» Your goal: Copy each line that has the string "собой" somewhere in it.

---------------

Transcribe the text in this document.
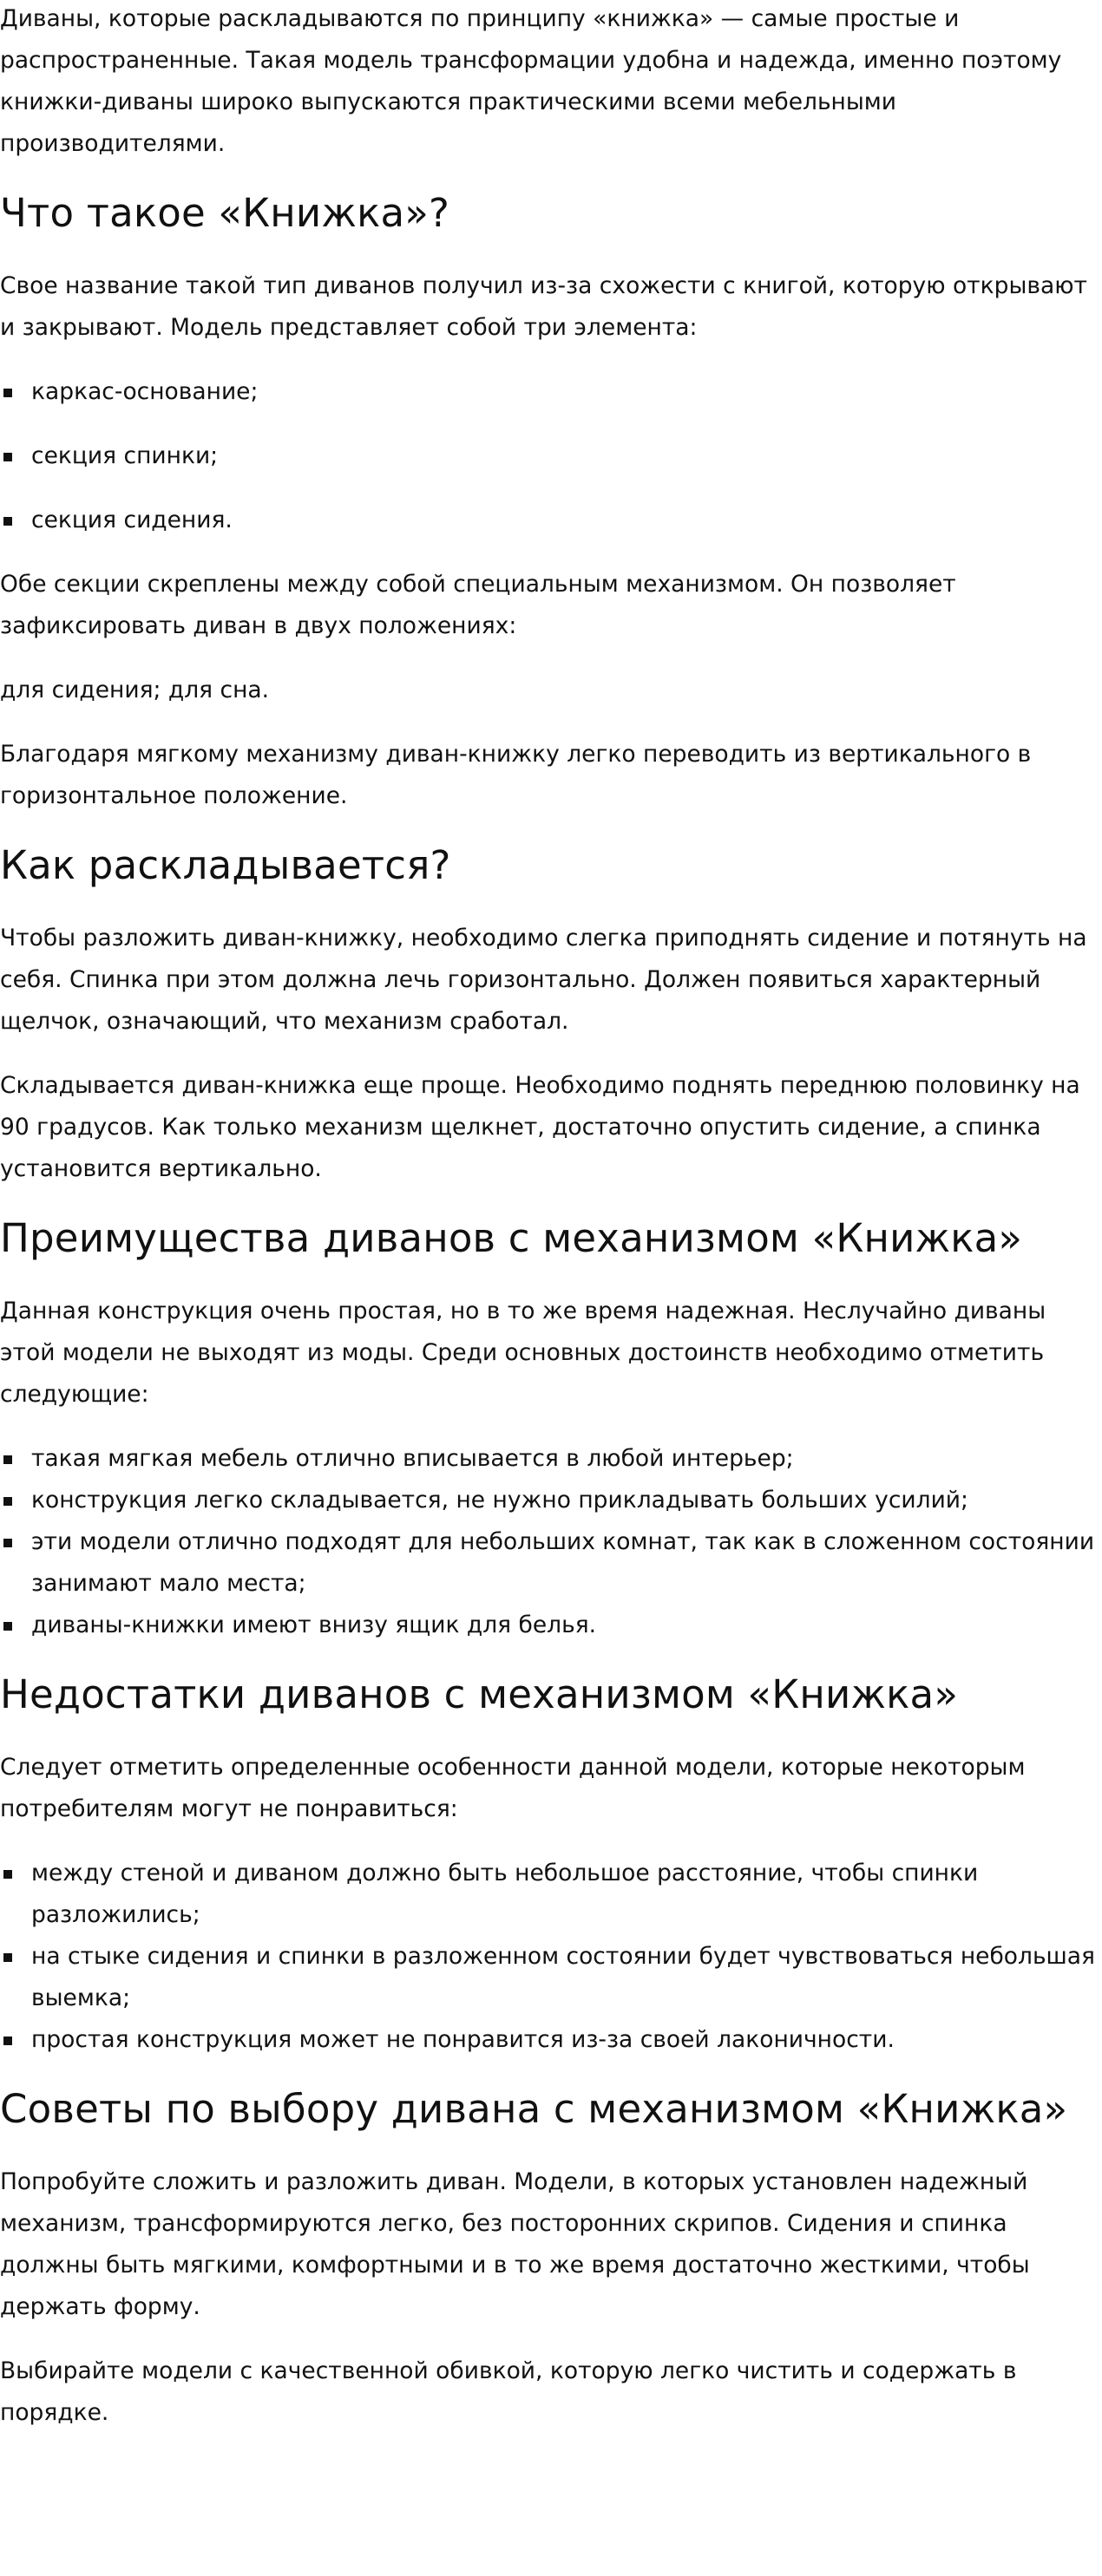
Диваны, которые раскладываются по принципу «книжка» — самые простые и распространенные. Такая модель трансформации удобна и надежда, именно поэтому книжки-диваны широко выпускаются практическими всеми мебельными производителями.

Что такое «Книжка»?

Свое название такой тип диванов получил из-за схожести с книгой, которую открывают и закрывают. Модель представляет собой три элемента:

каркас-основание;
секция спинки;
секция сидения.

Обе секции скреплены между собой специальным механизмом. Он позволяет зафиксировать диван в двух положениях:

для сидения; для сна.

Благодаря мягкому механизму диван-книжку легко переводить из вертикального в горизонтальное положение.

Как раскладывается?

Чтобы разложить диван-книжку, необходимо слегка приподнять сидение и потянуть на себя. Спинка при этом должна лечь горизонтально. Должен появиться характерный щелчок, означающий, что механизм сработал.

Складывается диван-книжка еще проще. Необходимо поднять переднюю половинку на 90 градусов. Как только механизм щелкнет, достаточно опустить сидение, а спинка установится вертикально.

Преимущества диванов с механизмом «Книжка»

Данная конструкция очень простая, но в то же время надежная. Неслучайно диваны этой модели не выходят из моды. Среди основных достоинств необходимо отметить следующие:

такая мягкая мебель отлично вписывается в любой интерьер;
конструкция легко складывается, не нужно прикладывать больших усилий;
эти модели отлично подходят для небольших комнат, так как в сложенном состоянии занимают мало места;
диваны-книжки имеют внизу ящик для белья.
Недостатки диванов с механизмом «Книжка»

Следует отметить определенные особенности данной модели, которые некоторым потребителям могут не понравиться:

между стеной и диваном должно быть небольшое расстояние, чтобы спинки разложились;
на стыке сидения и спинки в разложенном состоянии будет чувствоваться небольшая выемка;
простая конструкция может не понравится из-за своей лаконичности.
Советы по выбору дивана с механизмом «Книжка»

Попробуйте сложить и разложить диван. Модели, в которых установлен надежный механизм, трансформируются легко, без посторонних скрипов. Сидения и спинка должны быть мягкими, комфортными и в то же время достаточно жесткими, чтобы держать форму.

Выбирайте модели с качественной обивкой, которую легко чистить и содержать в порядке.
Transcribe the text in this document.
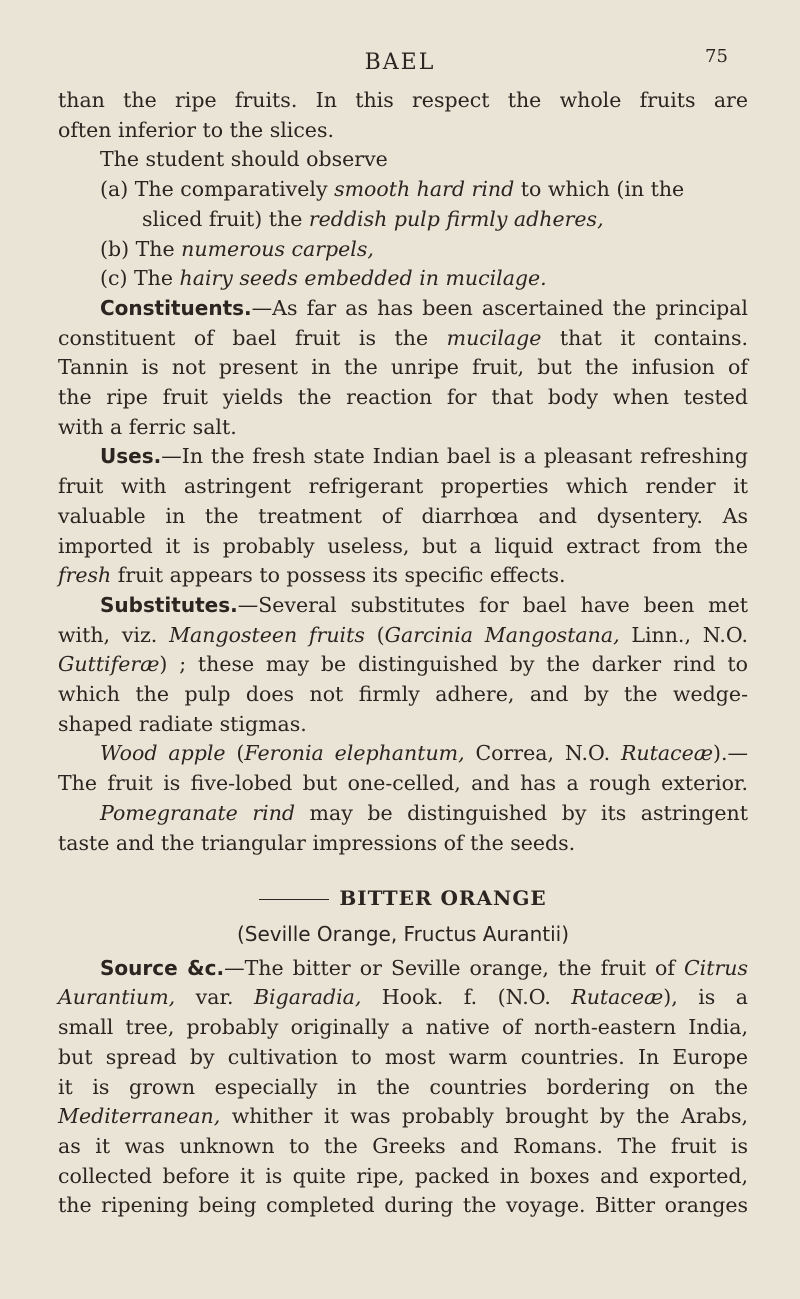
BAEL	75
than the ripe fruits. In this respect the whole fruits are
often inferior to the slices.
The student should observe
(a) The comparatively smooth hard rind to which (in the
sliced fruit) the reddish pulp firmly adheres,
(b) The numerous carpels,
(c) The hairy seeds embedded in mucilage.
Constituents.—As far as has been ascertained the principal
constituent of bael fruit is the mucilage that it contains.
Tannin is not present in the unripe fruit, but the infusion of
the ripe fruit yields the reaction for that body when tested
with a ferric salt.
Uses.—In the fresh state Indian bael is a pleasant refreshing
fruit with astringent refrigerant properties which render it
valuable in the treatment of diarrhœa and dysentery. As
imported it is probably useless, but a liquid extract from the
fresh fruit appears to possess its specific effects.
Substitutes.—Several substitutes for bael have been met
with, viz. Mangosteen fruits (Garcinia Mangostana, Linn., N.O.
Guttiferæ) ; these may be distinguished by the darker rind to
which the pulp does not firmly adhere, and by the wedge-
shaped radiate stigmas.
Wood apple (Feronia elephantum, Correa, N.O. Rutaceæ).—
The fruit is five-lobed but one-celled, and has a rough exterior.
Pomegranate rind may be distinguished by its astringent
taste and the triangular impressions of the seeds.
BITTER ORANGE
(Seville Orange, Fructus Aurantii)
Source &c.—The bitter or Seville orange, the fruit of Citrus
Aurantium, var. Bigaradia, Hook. f. (N.O. Rutaceæ), is a
small tree, probably originally a native of north-eastern India,
but spread by cultivation to most warm countries. In Europe
it is grown especially in the countries bordering on the
Mediterranean, whither it was probably brought by the Arabs,
as it was unknown to the Greeks and Romans. The fruit is
collected before it is quite ripe, packed in boxes and exported,
the ripening being completed during the voyage. Bitter oranges
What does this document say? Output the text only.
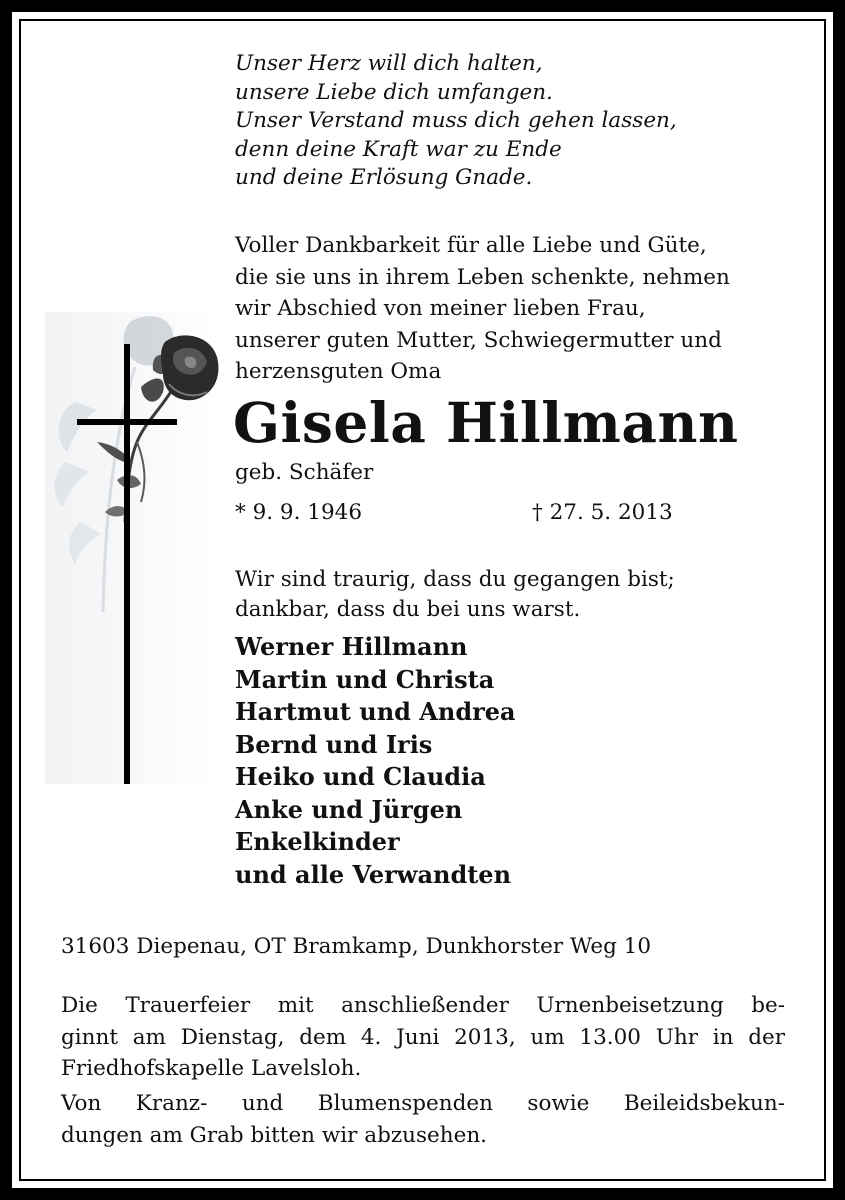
Unser Herz will dich halten,
unsere Liebe dich umfangen.
Unser Verstand muss dich gehen lassen,
denn deine Kraft war zu Ende
und deine Erlösung Gnade.
Voller Dankbarkeit für alle Liebe und Güte,
die sie uns in ihrem Leben schenkte, nehmen
wir Abschied von meiner lieben Frau,
unserer guten Mutter, Schwiegermutter und
herzensguten Oma
Gisela Hillmann
geb. Schäfer
* 9. 9. 1946	† 27. 5. 2013
Wir sind traurig, dass du gegangen bist;
dankbar, dass du bei uns warst.
Werner Hillmann
Martin und Christa
Hartmut und Andrea
Bernd und Iris
Heiko und Claudia
Anke und Jürgen
Enkelkinder
und alle Verwandten
31603 Diepenau, OT Bramkamp, Dunkhorster Weg 10
Die Trauerfeier mit anschließender Urnenbeisetzung be-
ginnt am Dienstag, dem 4. Juni 2013, um 13.00 Uhr in der
Friedhofskapelle Lavelsloh.
Von Kranz- und Blumenspenden sowie Beileidsbekun-
dungen am Grab bitten wir abzusehen.
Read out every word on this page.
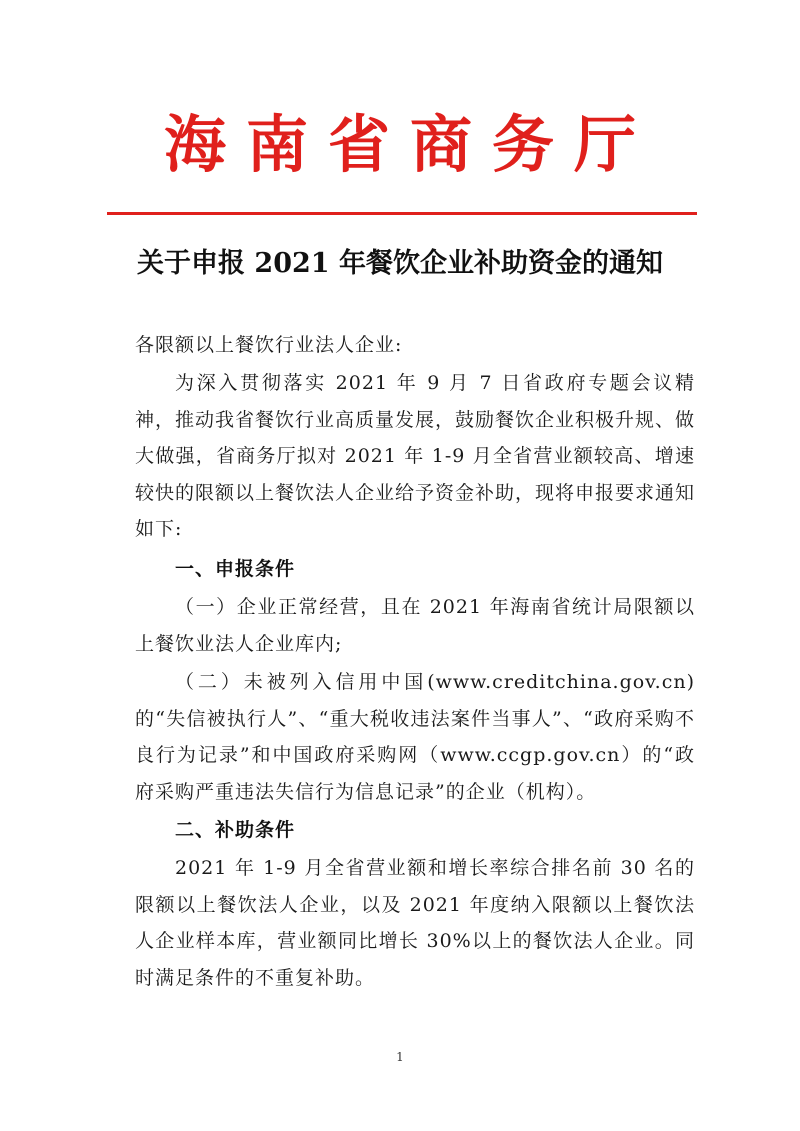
海南省商务厅
关于申报 2021 年餐饮企业补助资金的通知
各限额以上餐饮行业法人企业:
为深入贯彻落实 2021 年 9 月 7 日省政府专题会议精神，推动我省餐饮行业高质量发展，鼓励餐饮企业积极升规、做大做强，省商务厅拟对 2021 年 1-9 月全省营业额较高、增速较快的限额以上餐饮法人企业给予资金补助，现将申报要求通知如下:
一、申报条件
（一）企业正常经营，且在 2021 年海南省统计局限额以上餐饮业法人企业库内;
（二）未被列入信用中国(www.creditchina.gov.cn)的“失信被执行人”、“重大税收违法案件当事人”、“政府采购不良行为记录”和中国政府采购网（www.ccgp.gov.cn）的“政府采购严重违法失信行为信息记录”的企业（机构）。
二、补助条件
2021 年 1-9 月全省营业额和增长率综合排名前 30 名的限额以上餐饮法人企业，以及 2021 年度纳入限额以上餐饮法人企业样本库，营业额同比增长 30%以上的餐饮法人企业。同时满足条件的不重复补助。
1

---------------

» Written solution:
Свое название такой тип диванов получил из-за схожести с книгой, которую открывают и закрывают. Модель представляет собой три элемента:
Обе секции скреплены между собой специальным механизмом. Он позволяет зафиксировать диван в двух положениях:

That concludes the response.